** BEGIN Data extract **

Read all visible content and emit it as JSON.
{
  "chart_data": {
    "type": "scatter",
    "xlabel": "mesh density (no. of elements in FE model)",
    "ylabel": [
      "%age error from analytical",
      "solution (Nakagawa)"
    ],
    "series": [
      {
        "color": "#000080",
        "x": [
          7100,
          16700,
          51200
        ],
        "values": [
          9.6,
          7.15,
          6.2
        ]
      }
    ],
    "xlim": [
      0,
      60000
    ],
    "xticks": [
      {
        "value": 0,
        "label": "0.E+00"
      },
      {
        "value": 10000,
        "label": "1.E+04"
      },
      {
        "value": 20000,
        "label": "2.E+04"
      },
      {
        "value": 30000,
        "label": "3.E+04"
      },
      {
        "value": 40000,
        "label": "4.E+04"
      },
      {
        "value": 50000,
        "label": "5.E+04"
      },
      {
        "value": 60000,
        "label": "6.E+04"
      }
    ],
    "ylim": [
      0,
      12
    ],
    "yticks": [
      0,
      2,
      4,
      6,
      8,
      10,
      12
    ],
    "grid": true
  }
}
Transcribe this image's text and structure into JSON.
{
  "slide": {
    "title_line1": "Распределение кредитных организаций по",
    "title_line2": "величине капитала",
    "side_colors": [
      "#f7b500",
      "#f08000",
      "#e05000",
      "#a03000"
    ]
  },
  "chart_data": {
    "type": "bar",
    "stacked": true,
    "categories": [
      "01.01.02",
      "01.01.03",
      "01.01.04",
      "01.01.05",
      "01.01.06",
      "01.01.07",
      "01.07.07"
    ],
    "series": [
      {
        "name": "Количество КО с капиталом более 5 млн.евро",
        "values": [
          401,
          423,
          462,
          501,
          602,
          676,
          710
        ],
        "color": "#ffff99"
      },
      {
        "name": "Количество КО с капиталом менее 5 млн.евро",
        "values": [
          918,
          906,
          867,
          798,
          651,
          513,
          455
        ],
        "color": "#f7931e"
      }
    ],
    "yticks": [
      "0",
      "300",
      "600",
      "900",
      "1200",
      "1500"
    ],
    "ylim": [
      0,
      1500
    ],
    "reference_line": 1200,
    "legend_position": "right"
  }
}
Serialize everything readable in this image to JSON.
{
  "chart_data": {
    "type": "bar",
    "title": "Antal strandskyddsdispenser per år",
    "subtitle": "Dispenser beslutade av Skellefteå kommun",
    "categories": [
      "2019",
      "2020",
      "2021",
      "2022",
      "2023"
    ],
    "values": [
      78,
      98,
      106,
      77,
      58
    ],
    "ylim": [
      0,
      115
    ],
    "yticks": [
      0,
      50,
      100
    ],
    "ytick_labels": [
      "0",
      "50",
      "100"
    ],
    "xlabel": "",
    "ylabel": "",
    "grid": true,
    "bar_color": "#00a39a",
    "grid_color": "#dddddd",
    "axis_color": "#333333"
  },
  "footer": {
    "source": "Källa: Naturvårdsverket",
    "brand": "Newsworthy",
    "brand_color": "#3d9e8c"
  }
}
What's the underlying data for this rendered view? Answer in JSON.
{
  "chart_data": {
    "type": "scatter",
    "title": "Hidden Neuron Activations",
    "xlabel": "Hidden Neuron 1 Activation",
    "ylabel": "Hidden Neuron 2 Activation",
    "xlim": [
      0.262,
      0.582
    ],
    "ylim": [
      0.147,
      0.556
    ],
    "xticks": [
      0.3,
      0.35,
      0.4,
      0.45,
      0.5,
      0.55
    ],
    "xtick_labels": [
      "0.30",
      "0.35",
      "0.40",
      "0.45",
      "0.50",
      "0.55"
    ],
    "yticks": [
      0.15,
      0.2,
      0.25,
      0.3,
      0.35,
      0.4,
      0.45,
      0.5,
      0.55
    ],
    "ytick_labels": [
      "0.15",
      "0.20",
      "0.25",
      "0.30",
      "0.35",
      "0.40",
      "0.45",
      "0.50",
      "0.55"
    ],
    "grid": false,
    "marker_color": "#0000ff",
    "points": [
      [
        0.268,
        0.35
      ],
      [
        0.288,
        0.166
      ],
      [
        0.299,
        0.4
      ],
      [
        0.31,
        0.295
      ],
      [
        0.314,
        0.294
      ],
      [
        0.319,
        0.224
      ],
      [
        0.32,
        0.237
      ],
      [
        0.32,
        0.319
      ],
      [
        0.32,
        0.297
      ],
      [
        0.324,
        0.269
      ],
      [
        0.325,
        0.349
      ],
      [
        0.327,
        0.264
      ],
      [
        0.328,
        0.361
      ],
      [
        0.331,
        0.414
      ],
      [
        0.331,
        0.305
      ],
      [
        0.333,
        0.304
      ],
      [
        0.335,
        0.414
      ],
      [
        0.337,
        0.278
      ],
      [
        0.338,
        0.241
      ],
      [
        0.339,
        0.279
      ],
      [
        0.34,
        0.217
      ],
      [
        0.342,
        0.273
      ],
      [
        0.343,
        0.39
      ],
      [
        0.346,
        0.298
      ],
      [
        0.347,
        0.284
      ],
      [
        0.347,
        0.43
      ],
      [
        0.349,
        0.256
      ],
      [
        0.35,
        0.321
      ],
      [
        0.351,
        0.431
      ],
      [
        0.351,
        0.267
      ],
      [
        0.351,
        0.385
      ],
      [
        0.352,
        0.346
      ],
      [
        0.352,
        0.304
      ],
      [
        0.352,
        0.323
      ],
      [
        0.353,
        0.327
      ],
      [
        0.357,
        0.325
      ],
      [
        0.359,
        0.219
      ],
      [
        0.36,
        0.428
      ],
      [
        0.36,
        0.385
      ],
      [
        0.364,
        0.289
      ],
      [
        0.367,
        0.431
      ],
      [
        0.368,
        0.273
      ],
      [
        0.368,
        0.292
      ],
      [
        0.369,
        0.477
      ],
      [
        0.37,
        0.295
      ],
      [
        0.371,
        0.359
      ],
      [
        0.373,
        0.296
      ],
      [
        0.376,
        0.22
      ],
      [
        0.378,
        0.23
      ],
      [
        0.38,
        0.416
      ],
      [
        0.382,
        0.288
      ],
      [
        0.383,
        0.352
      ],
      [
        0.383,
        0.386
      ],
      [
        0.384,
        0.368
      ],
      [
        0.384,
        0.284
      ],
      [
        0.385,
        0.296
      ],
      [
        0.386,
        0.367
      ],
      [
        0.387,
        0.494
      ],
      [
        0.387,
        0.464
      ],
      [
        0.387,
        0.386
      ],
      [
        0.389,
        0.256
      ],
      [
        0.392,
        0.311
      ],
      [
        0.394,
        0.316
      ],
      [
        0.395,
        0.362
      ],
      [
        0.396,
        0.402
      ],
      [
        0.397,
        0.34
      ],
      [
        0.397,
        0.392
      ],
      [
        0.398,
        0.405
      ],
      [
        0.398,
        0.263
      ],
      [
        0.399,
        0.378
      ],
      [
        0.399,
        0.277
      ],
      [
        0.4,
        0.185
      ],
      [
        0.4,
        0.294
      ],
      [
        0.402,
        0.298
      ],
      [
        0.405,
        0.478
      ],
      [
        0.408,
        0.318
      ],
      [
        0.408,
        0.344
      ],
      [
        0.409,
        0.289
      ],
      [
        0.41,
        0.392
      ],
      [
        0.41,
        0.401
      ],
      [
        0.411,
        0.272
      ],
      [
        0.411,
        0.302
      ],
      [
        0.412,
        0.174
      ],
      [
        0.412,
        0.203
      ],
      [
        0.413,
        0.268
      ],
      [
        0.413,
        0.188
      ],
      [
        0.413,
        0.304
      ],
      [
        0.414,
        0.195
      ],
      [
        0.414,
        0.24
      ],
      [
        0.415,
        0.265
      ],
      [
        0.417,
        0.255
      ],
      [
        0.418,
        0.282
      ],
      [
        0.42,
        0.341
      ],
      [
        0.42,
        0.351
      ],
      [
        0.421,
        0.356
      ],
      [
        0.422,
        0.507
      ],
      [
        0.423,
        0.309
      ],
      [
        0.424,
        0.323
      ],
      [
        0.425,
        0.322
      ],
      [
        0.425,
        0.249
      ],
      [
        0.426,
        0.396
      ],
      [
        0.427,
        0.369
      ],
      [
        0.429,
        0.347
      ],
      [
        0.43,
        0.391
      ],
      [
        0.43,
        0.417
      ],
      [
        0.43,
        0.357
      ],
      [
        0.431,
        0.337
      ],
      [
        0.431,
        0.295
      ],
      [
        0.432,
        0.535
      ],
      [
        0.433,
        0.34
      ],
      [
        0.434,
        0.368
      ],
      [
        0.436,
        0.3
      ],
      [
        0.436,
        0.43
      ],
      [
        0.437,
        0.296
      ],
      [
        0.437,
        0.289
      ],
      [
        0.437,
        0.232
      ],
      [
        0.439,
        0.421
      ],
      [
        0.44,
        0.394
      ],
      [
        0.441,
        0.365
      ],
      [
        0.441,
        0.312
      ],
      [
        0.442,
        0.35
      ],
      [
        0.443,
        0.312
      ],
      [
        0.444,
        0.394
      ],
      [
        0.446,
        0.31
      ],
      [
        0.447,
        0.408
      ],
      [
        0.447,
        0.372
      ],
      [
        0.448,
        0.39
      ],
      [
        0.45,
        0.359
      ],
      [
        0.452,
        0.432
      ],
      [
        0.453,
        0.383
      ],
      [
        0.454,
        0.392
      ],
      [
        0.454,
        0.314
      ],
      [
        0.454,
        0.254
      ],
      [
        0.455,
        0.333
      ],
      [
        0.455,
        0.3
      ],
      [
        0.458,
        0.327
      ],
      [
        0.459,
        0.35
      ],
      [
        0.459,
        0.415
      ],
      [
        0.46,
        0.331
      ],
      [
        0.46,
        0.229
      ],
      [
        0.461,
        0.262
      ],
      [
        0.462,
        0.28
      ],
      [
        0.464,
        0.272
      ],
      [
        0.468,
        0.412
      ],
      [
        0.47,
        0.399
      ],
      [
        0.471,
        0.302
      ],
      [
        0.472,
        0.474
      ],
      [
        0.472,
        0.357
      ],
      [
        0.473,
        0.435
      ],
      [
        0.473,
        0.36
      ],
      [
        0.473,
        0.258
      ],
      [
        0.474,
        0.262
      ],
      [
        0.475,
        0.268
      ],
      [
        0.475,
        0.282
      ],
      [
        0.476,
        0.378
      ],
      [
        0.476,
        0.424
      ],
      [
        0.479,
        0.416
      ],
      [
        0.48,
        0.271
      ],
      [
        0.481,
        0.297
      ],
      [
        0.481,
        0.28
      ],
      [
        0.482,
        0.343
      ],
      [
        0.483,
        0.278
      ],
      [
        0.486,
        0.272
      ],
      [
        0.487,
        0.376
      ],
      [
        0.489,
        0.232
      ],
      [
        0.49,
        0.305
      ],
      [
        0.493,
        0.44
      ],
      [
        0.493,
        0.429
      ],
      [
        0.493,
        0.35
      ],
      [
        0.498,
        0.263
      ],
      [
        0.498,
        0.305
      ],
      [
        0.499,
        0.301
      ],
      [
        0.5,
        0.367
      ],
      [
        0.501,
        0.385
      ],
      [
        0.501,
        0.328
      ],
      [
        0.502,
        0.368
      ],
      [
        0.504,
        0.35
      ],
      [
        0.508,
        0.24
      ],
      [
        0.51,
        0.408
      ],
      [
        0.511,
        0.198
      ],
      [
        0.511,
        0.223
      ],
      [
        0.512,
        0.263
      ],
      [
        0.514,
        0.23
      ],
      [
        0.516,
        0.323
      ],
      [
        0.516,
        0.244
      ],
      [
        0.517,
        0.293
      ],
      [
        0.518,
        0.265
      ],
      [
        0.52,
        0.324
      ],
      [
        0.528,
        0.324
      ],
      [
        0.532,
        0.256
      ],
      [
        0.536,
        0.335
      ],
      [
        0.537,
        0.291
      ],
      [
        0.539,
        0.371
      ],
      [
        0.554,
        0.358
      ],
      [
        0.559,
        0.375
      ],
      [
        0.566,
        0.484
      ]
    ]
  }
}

** END Data extract **

**Task goal**
Count how many lines of the material hold the string "Neuron". Give the number and nothing more.

**Written reply**
3